DATA IN THIS EXERCISE:
§

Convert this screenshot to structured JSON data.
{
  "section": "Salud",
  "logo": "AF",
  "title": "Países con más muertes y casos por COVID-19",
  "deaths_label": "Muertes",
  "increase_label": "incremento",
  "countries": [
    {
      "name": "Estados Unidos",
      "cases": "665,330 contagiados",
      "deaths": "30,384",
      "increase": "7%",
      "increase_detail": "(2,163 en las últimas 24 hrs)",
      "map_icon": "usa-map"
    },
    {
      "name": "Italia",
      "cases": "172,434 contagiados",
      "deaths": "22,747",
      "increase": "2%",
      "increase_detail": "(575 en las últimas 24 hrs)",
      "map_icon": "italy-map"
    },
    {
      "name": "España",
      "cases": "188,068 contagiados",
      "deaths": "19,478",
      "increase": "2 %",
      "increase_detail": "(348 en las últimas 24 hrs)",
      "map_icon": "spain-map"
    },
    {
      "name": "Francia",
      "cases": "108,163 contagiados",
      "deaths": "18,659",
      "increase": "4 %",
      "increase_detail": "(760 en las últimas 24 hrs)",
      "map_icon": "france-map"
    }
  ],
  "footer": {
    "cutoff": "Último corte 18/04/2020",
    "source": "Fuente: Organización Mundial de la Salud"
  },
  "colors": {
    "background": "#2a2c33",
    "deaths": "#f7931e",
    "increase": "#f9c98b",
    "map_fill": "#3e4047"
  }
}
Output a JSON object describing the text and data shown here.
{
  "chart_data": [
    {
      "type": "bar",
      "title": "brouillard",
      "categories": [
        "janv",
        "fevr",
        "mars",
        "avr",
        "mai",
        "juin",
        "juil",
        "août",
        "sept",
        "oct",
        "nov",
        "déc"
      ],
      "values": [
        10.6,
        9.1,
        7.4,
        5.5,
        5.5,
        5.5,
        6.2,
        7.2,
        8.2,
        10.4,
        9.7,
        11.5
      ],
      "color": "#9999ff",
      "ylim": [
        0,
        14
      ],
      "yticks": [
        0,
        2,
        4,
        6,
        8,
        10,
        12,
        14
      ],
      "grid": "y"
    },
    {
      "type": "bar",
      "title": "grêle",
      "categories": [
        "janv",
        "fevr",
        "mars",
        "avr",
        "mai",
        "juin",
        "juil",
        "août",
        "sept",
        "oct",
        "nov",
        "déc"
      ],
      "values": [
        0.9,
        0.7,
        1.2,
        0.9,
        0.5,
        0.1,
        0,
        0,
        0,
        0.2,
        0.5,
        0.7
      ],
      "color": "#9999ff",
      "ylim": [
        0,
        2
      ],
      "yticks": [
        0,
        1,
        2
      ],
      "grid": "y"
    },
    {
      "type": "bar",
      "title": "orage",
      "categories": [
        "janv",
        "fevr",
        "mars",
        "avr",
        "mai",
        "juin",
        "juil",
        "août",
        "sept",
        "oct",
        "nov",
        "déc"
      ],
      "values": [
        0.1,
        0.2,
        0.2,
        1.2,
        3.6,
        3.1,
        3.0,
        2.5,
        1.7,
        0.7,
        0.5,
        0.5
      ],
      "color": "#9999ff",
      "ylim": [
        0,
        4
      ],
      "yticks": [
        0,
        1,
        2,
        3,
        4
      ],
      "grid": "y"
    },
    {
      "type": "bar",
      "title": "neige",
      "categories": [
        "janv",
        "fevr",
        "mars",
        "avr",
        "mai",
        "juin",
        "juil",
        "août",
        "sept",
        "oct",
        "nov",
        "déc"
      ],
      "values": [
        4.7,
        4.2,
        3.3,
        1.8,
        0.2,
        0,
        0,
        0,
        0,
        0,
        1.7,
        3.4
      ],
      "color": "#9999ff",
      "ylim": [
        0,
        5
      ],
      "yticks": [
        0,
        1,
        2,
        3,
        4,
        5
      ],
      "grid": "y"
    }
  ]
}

§

Copy out every entry again, exactly as it was given.

Convert this screenshot to structured JSON data.
{
  "section": "Salud",
  "logo": "AF",
  "title": "Países con más muertes y casos por COVID-19",
  "deaths_label": "Muertes",
  "increase_label": "incremento",
  "countries": [
    {
      "name": "Estados Unidos",
      "cases": "665,330 contagiados",
      "deaths": "30,384",
      "increase": "7%",
      "increase_detail": "(2,163 en las últimas 24 hrs)",
      "map_icon": "usa-map"
    },
    {
      "name": "Italia",
      "cases": "172,434 contagiados",
      "deaths": "22,747",
      "increase": "2%",
      "increase_detail": "(575 en las últimas 24 hrs)",
      "map_icon": "italy-map"
    },
    {
      "name": "España",
      "cases": "188,068 contagiados",
      "deaths": "19,478",
      "increase": "2 %",
      "increase_detail": "(348 en las últimas 24 hrs)",
      "map_icon": "spain-map"
    },
    {
      "name": "Francia",
      "cases": "108,163 contagiados",
      "deaths": "18,659",
      "increase": "4 %",
      "increase_detail": "(760 en las últimas 24 hrs)",
      "map_icon": "france-map"
    }
  ],
  "footer": {
    "cutoff": "Último corte 18/04/2020",
    "source": "Fuente: Organización Mundial de la Salud"
  },
  "colors": {
    "background": "#2a2c33",
    "deaths": "#f7931e",
    "increase": "#f9c98b",
    "map_fill": "#3e4047"
  }
}
Output a JSON object describing the text and data shown here.
{
  "chart_data": [
    {
      "type": "bar",
      "title": "brouillard",
      "categories": [
        "janv",
        "fevr",
        "mars",
        "avr",
        "mai",
        "juin",
        "juil",
        "août",
        "sept",
        "oct",
        "nov",
        "déc"
      ],
      "values": [
        10.6,
        9.1,
        7.4,
        5.5,
        5.5,
        5.5,
        6.2,
        7.2,
        8.2,
        10.4,
        9.7,
        11.5
      ],
      "color": "#9999ff",
      "ylim": [
        0,
        14
      ],
      "yticks": [
        0,
        2,
        4,
        6,
        8,
        10,
        12,
        14
      ],
      "grid": "y"
    },
    {
      "type": "bar",
      "title": "grêle",
      "categories": [
        "janv",
        "fevr",
        "mars",
        "avr",
        "mai",
        "juin",
        "juil",
        "août",
        "sept",
        "oct",
        "nov",
        "déc"
      ],
      "values": [
        0.9,
        0.7,
        1.2,
        0.9,
        0.5,
        0.1,
        0,
        0,
        0,
        0.2,
        0.5,
        0.7
      ],
      "color": "#9999ff",
      "ylim": [
        0,
        2
      ],
      "yticks": [
        0,
        1,
        2
      ],
      "grid": "y"
    },
    {
      "type": "bar",
      "title": "orage",
      "categories": [
        "janv",
        "fevr",
        "mars",
        "avr",
        "mai",
        "juin",
        "juil",
        "août",
        "sept",
        "oct",
        "nov",
        "déc"
      ],
      "values": [
        0.1,
        0.2,
        0.2,
        1.2,
        3.6,
        3.1,
        3.0,
        2.5,
        1.7,
        0.7,
        0.5,
        0.5
      ],
      "color": "#9999ff",
      "ylim": [
        0,
        4
      ],
      "yticks": [
        0,
        1,
        2,
        3,
        4
      ],
      "grid": "y"
    },
    {
      "type": "bar",
      "title": "neige",
      "categories": [
        "janv",
        "fevr",
        "mars",
        "avr",
        "mai",
        "juin",
        "juil",
        "août",
        "sept",
        "oct",
        "nov",
        "déc"
      ],
      "values": [
        4.7,
        4.2,
        3.3,
        1.8,
        0.2,
        0,
        0,
        0,
        0,
        0,
        1.7,
        3.4
      ],
      "color": "#9999ff",
      "ylim": [
        0,
        5
      ],
      "yticks": [
        0,
        1,
        2,
        3,
        4,
        5
      ],
      "grid": "y"
    }
  ]
}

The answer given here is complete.